11. TERMINOLOGI DALAM MEDIAVISUAL
• Multimodality (Multimodalitas)
• Dikembangkan oleh Gunther Kress, multimodalitas membantu memetakan
bagaimana pelbagai moda komunikasi (visual, linguistik, sensoris) secara bersama-
sama membentuk makna melampaui dari sekadar penjumlahan semuanya.
Interpretasi secara simultan dipengaruhi oleh elemen visual, linguistik dan kognitif
serta setiap upaya melakukan interpretasi dipengaruhi oleh pengalaman sebelumnya.
• Setiap moda komunikasi (fotografis, image, grafis, gambar, tulisan, font, dst)
memiliki kualitasnya sendiri dan mesti diperhitungkan dalam proses interpretasi.
12. LANJUTAN…
• Semiosis
• Istilah yang bersumber dari khasanah semiotika yang berakar dari gagasan bahwa tanda
linguistik (termasuk kata2 yang kita kenali) memiliki makna. Pada dasarnya makna terutama
didasarkan pada pengalaman sebelumnya dengan suara dan bentuk yang sama pada halaman
karena sesuatu yg disebut ‘arbitrariness’ yakni gagasan yang kita terakan pada sebuah kata
bergantung pada bagaimana budaya melatih kita menginterpretasi, bukan pada sesuatu yang
memang inheren pada kata itu.

CATATAN HASIL EKSTRAKSI.
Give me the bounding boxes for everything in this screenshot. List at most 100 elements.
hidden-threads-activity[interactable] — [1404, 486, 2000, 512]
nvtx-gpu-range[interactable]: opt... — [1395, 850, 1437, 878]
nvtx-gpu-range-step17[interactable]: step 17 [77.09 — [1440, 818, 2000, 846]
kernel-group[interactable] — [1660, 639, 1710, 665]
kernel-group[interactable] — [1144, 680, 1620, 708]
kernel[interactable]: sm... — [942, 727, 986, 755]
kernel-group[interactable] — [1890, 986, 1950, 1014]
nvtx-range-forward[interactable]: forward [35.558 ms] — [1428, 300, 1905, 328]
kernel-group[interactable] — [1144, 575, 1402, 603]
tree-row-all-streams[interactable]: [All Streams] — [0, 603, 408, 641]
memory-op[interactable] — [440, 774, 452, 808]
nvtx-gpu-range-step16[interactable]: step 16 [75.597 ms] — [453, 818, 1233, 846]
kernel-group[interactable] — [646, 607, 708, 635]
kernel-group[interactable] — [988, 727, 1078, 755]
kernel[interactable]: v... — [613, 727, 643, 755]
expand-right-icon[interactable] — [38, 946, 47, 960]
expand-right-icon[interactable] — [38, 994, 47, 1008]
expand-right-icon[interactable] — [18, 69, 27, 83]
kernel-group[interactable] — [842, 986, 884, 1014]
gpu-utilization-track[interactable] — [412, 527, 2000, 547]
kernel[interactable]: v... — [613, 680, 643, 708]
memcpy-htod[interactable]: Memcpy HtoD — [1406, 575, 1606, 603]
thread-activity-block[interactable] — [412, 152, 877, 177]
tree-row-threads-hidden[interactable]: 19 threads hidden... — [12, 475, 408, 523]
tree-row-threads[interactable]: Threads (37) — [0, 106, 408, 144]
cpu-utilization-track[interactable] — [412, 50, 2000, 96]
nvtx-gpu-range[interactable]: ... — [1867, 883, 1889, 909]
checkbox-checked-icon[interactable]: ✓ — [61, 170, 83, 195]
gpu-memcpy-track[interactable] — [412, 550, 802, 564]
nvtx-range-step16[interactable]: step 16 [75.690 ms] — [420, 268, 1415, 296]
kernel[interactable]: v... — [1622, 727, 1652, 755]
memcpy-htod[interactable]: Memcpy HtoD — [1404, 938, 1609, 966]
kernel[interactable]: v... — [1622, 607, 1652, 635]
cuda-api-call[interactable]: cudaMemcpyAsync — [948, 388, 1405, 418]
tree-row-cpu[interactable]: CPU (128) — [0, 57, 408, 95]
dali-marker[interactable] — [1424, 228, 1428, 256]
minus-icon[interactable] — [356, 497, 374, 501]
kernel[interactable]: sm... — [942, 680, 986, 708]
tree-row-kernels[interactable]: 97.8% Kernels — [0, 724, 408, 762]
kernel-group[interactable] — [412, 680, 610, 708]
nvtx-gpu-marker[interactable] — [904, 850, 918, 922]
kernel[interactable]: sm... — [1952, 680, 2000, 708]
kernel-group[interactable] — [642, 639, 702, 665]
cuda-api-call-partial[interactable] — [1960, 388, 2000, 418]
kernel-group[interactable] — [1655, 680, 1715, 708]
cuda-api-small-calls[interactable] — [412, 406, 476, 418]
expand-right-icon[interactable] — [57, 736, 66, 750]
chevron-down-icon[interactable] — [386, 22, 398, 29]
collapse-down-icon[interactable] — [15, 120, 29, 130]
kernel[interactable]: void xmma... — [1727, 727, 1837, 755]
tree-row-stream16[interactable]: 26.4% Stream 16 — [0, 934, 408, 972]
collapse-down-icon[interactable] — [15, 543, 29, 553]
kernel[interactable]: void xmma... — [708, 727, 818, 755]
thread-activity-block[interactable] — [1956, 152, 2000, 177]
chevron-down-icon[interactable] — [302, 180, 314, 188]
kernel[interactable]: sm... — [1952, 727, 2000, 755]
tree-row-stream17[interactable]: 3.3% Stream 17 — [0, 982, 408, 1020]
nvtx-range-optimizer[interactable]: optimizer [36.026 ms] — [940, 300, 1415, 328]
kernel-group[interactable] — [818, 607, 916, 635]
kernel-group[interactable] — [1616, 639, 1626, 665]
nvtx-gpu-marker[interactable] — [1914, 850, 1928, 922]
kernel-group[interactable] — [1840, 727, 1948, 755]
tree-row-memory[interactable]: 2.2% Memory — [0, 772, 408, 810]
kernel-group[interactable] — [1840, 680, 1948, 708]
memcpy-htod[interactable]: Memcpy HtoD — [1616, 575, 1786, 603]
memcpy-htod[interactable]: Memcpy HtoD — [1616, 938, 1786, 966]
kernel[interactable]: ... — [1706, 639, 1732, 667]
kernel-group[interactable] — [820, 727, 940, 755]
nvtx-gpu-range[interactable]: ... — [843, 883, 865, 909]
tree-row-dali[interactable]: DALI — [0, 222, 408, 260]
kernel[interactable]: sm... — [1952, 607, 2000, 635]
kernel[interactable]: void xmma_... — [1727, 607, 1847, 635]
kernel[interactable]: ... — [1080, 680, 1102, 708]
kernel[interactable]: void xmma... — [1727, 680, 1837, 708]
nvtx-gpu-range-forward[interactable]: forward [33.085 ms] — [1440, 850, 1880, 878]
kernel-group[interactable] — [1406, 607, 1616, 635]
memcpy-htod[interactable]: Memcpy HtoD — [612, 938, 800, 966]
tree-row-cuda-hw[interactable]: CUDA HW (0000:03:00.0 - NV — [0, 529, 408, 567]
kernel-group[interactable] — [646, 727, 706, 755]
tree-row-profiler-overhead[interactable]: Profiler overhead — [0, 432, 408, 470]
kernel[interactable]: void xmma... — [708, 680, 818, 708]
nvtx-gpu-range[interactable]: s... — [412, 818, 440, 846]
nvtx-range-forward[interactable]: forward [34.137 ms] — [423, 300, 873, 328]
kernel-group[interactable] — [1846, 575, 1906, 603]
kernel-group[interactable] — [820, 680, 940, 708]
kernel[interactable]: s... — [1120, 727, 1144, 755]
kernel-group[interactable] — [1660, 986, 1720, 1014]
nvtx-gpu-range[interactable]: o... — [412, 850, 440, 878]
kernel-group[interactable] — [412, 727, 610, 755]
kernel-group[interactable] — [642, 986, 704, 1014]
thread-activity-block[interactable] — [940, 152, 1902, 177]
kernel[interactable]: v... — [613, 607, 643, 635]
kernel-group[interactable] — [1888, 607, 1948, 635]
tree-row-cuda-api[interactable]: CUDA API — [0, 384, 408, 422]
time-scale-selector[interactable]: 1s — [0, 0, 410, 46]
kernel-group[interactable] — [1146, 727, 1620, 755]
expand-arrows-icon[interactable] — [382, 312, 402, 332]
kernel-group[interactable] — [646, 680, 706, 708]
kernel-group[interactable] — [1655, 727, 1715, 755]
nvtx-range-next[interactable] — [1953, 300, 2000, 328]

KEGIATAN.
Menurut penggalan dokumen, siapa yang mengembangkan multimodalitas?

HASIL LATIHAN.
Gunther Kress.